Requirements
Would you quote every entry exactly, dropping only the pictures?
|---|
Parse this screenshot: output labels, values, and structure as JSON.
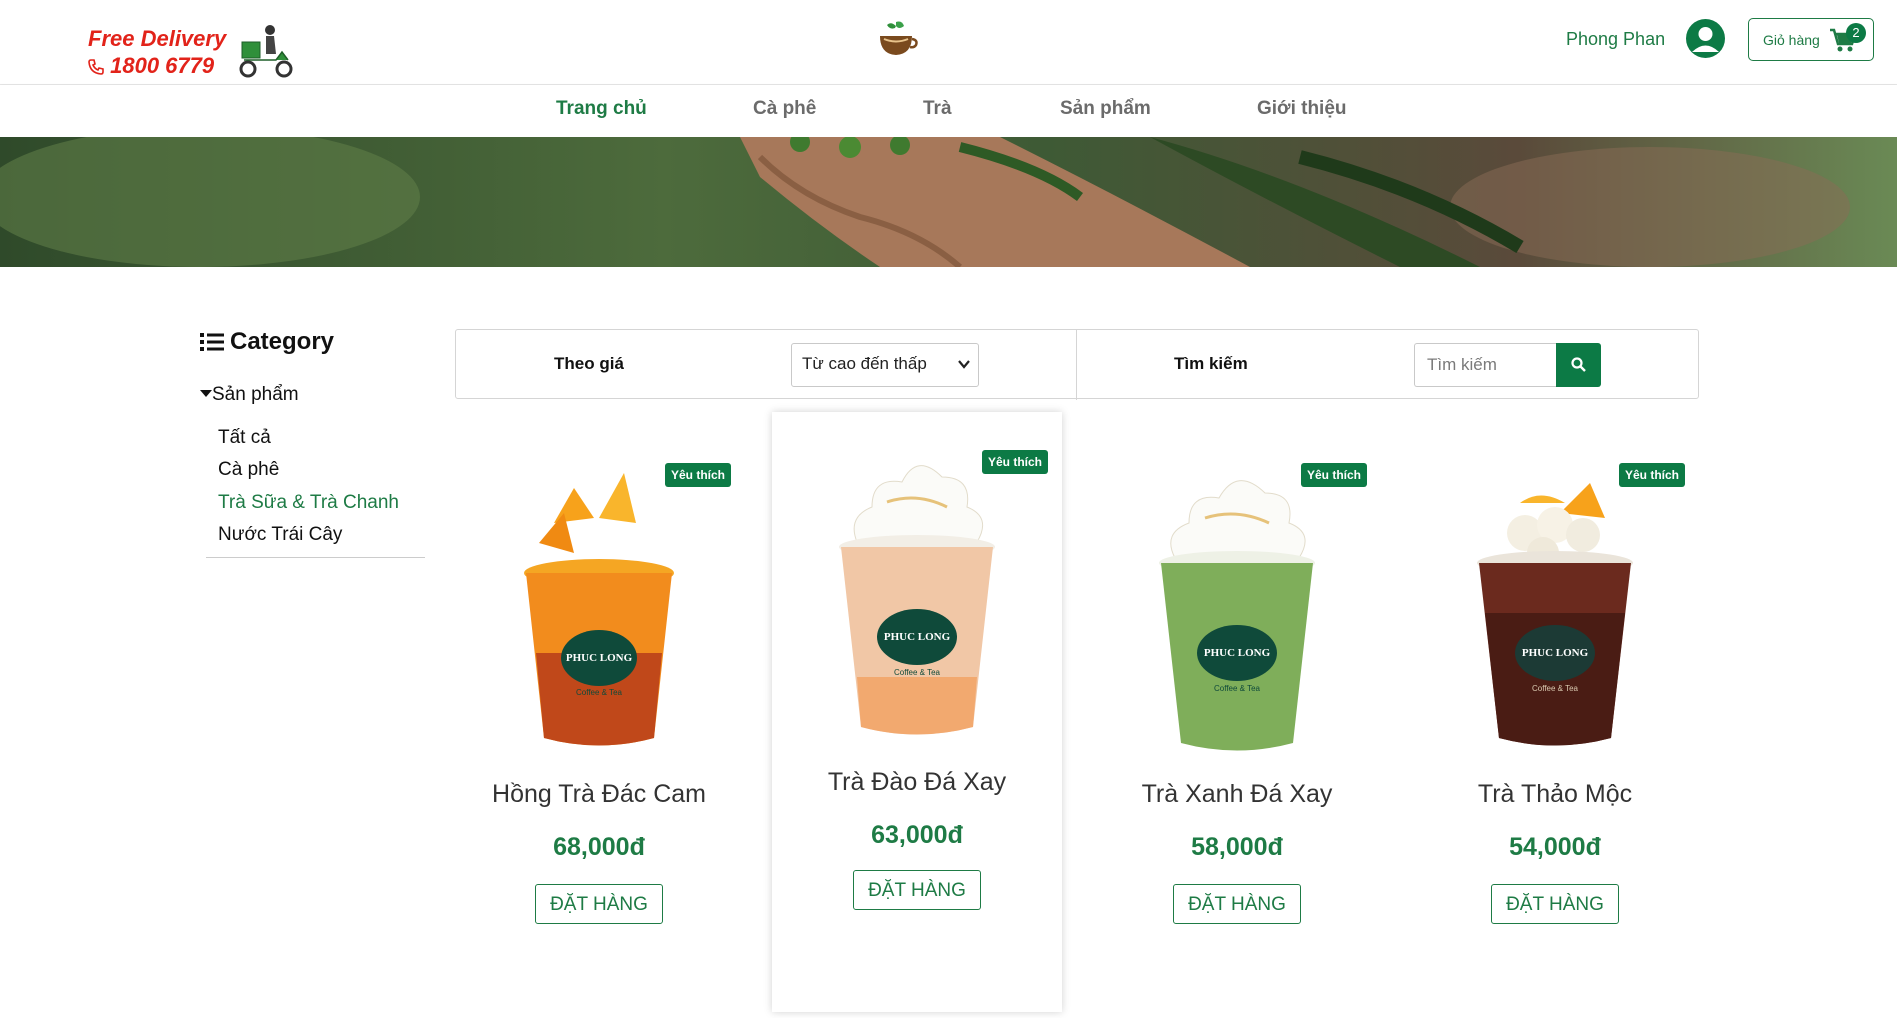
{
  "header": {
    "delivery_line1": "Free Delivery",
    "delivery_line2": "1800 6779",
    "user_name": "Phong Phan",
    "cart_label": "Giỏ hàng",
    "cart_count": "2"
  },
  "nav": {
    "items": [
      "Trang chủ",
      "Cà phê",
      "Trà",
      "Sản phẩm",
      "Giới thiệu"
    ],
    "active": "Trang chủ"
  },
  "sidebar": {
    "title": "Category",
    "parent": "Sản phẩm",
    "items": [
      "Tất cả",
      "Cà phê",
      "Trà Sữa & Trà Chanh",
      "Nước Trái Cây"
    ],
    "active": "Trà Sữa & Trà Chanh"
  },
  "filters": {
    "price_label": "Theo giá",
    "price_selected": "Từ cao đến thấp",
    "search_label": "Tìm kiếm",
    "search_placeholder": "Tìm kiếm"
  },
  "products": [
    {
      "name": "Hồng Trà Đác Cam",
      "price": "68,000đ",
      "badge": "Yêu thích",
      "order": "ĐẶT HÀNG"
    },
    {
      "name": "Trà Đào Đá Xay",
      "price": "63,000đ",
      "badge": "Yêu thích",
      "order": "ĐẶT HÀNG"
    },
    {
      "name": "Trà Xanh Đá Xay",
      "price": "58,000đ",
      "badge": "Yêu thích",
      "order": "ĐẶT HÀNG"
    },
    {
      "name": "Trà Thảo Mộc",
      "price": "54,000đ",
      "badge": "Yêu thích",
      "order": "ĐẶT HÀNG"
    }
  ],
  "cup_logo_text": {
    "brand": "PHUC LONG",
    "sub": "Coffee & Tea"
  },
  "colors": {
    "brand_green": "#1e7b45",
    "accent_red": "#e2231a"
  },
  "icons": [
    "scooter-icon",
    "phone-icon",
    "coffee-logo-icon",
    "user-avatar-icon",
    "cart-icon",
    "list-icon",
    "caret-down-icon",
    "chevron-down-icon",
    "search-icon"
  ]
}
|---|
Solution for this problem
Parse this screenshot: output labels, values, and structure as JSON.
{
  "header": {
    "delivery_line1": "Free Delivery",
    "delivery_line2": "1800 6779",
    "user_name": "Phong Phan",
    "cart_label": "Giỏ hàng",
    "cart_count": "2"
  },
  "nav": {
    "items": [
      "Trang chủ",
      "Cà phê",
      "Trà",
      "Sản phẩm",
      "Giới thiệu"
    ],
    "active": "Trang chủ"
  },
  "sidebar": {
    "title": "Category",
    "parent": "Sản phẩm",
    "items": [
      "Tất cả",
      "Cà phê",
      "Trà Sữa & Trà Chanh",
      "Nước Trái Cây"
    ],
    "active": "Trà Sữa & Trà Chanh"
  },
  "filters": {
    "price_label": "Theo giá",
    "price_selected": "Từ cao đến thấp",
    "search_label": "Tìm kiếm",
    "search_placeholder": "Tìm kiếm"
  },
  "products": [
    {
      "name": "Hồng Trà Đác Cam",
      "price": "68,000đ",
      "badge": "Yêu thích",
      "order": "ĐẶT HÀNG"
    },
    {
      "name": "Trà Đào Đá Xay",
      "price": "63,000đ",
      "badge": "Yêu thích",
      "order": "ĐẶT HÀNG"
    },
    {
      "name": "Trà Xanh Đá Xay",
      "price": "58,000đ",
      "badge": "Yêu thích",
      "order": "ĐẶT HÀNG"
    },
    {
      "name": "Trà Thảo Mộc",
      "price": "54,000đ",
      "badge": "Yêu thích",
      "order": "ĐẶT HÀNG"
    }
  ],
  "cup_logo_text": {
    "brand": "PHUC LONG",
    "sub": "Coffee & Tea"
  },
  "colors": {
    "brand_green": "#1e7b45",
    "accent_red": "#e2231a"
  },
  "icons": [
    "scooter-icon",
    "phone-icon",
    "coffee-logo-icon",
    "user-avatar-icon",
    "cart-icon",
    "list-icon",
    "caret-down-icon",
    "chevron-down-icon",
    "search-icon"
  ]
}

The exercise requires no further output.